### Data shown

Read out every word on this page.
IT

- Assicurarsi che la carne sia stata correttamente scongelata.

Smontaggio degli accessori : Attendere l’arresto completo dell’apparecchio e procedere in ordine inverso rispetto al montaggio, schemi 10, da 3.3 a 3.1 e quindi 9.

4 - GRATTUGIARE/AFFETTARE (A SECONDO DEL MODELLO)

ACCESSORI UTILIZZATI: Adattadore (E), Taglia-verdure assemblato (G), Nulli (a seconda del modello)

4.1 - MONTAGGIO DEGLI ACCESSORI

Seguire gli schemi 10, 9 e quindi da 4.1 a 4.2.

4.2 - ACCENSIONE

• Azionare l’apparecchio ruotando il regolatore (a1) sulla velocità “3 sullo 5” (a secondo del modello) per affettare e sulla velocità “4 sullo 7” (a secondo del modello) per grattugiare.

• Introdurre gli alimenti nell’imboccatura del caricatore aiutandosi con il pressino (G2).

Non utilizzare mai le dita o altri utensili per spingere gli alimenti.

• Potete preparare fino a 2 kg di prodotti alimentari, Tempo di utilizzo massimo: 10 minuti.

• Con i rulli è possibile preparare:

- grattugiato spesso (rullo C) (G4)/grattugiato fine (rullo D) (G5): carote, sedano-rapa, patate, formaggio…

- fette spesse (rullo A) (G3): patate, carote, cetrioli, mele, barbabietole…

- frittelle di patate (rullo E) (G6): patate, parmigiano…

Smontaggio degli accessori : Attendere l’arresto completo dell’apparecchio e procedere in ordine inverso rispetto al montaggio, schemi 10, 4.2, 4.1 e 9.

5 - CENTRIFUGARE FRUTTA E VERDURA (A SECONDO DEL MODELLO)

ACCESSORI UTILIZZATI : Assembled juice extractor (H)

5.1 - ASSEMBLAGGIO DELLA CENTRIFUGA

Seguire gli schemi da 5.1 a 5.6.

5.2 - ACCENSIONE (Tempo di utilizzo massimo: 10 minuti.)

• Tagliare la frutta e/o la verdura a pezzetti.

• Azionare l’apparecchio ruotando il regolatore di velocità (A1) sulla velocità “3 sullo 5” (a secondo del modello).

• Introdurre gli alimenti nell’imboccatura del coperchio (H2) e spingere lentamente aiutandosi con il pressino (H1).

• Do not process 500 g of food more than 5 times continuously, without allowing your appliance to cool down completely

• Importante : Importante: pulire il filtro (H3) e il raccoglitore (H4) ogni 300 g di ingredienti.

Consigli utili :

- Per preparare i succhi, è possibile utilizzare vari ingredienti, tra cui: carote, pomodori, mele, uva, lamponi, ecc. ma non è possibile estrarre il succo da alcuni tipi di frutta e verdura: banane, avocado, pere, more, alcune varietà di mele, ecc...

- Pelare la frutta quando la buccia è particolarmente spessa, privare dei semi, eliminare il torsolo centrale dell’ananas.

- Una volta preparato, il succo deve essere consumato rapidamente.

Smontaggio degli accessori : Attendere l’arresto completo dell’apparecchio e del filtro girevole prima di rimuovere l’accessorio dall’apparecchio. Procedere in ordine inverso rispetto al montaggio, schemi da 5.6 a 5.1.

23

######

#### Objective:
Go through the entries and repeat each one exactly.

#### Worked answer:
Read out every word on this page.
IT

- Assicurarsi che la carne sia stata correttamente scongelata.

Smontaggio degli accessori : Attendere l’arresto completo dell’apparecchio e procedere in ordine inverso rispetto al montaggio, schemi 10, da 3.3 a 3.1 e quindi 9.

4 - GRATTUGIARE/AFFETTARE (A SECONDO DEL MODELLO)

ACCESSORI UTILIZZATI: Adattadore (E), Taglia-verdure assemblato (G), Nulli (a seconda del modello)

4.1 - MONTAGGIO DEGLI ACCESSORI

Seguire gli schemi 10, 9 e quindi da 4.1 a 4.2.

4.2 - ACCENSIONE

• Azionare l’apparecchio ruotando il regolatore (a1) sulla velocità “3 sullo 5” (a secondo del modello) per affettare e sulla velocità “4 sullo 7” (a secondo del modello) per grattugiare.

• Introdurre gli alimenti nell’imboccatura del caricatore aiutandosi con il pressino (G2).

Non utilizzare mai le dita o altri utensili per spingere gli alimenti.

• Potete preparare fino a 2 kg di prodotti alimentari, Tempo di utilizzo massimo: 10 minuti.

• Con i rulli è possibile preparare:

- grattugiato spesso (rullo C) (G4)/grattugiato fine (rullo D) (G5): carote, sedano-rapa, patate, formaggio…

- fette spesse (rullo A) (G3): patate, carote, cetrioli, mele, barbabietole…

- frittelle di patate (rullo E) (G6): patate, parmigiano…

Smontaggio degli accessori : Attendere l’arresto completo dell’apparecchio e procedere in ordine inverso rispetto al montaggio, schemi 10, 4.2, 4.1 e 9.

5 - CENTRIFUGARE FRUTTA E VERDURA (A SECONDO DEL MODELLO)

ACCESSORI UTILIZZATI : Assembled juice extractor (H)

5.1 - ASSEMBLAGGIO DELLA CENTRIFUGA

Seguire gli schemi da 5.1 a 5.6.

5.2 - ACCENSIONE (Tempo di utilizzo massimo: 10 minuti.)

• Tagliare la frutta e/o la verdura a pezzetti.

• Azionare l’apparecchio ruotando il regolatore di velocità (A1) sulla velocità “3 sullo 5” (a secondo del modello).

• Introdurre gli alimenti nell’imboccatura del coperchio (H2) e spingere lentamente aiutandosi con il pressino (H1).

• Do not process 500 g of food more than 5 times continuously, without allowing your appliance to cool down completely

• Importante : Importante: pulire il filtro (H3) e il raccoglitore (H4) ogni 300 g di ingredienti.

Consigli utili :

- Per preparare i succhi, è possibile utilizzare vari ingredienti, tra cui: carote, pomodori, mele, uva, lamponi, ecc. ma non è possibile estrarre il succo da alcuni tipi di frutta e verdura: banane, avocado, pere, more, alcune varietà di mele, ecc...

- Pelare la frutta quando la buccia è particolarmente spessa, privare dei semi, eliminare il torsolo centrale dell’ananas.

- Una volta preparato, il succo deve essere consumato rapidamente.

Smontaggio degli accessori : Attendere l’arresto completo dell’apparecchio e del filtro girevole prima di rimuovere l’accessorio dall’apparecchio. Procedere in ordine inverso rispetto al montaggio, schemi da 5.6 a 5.1.

23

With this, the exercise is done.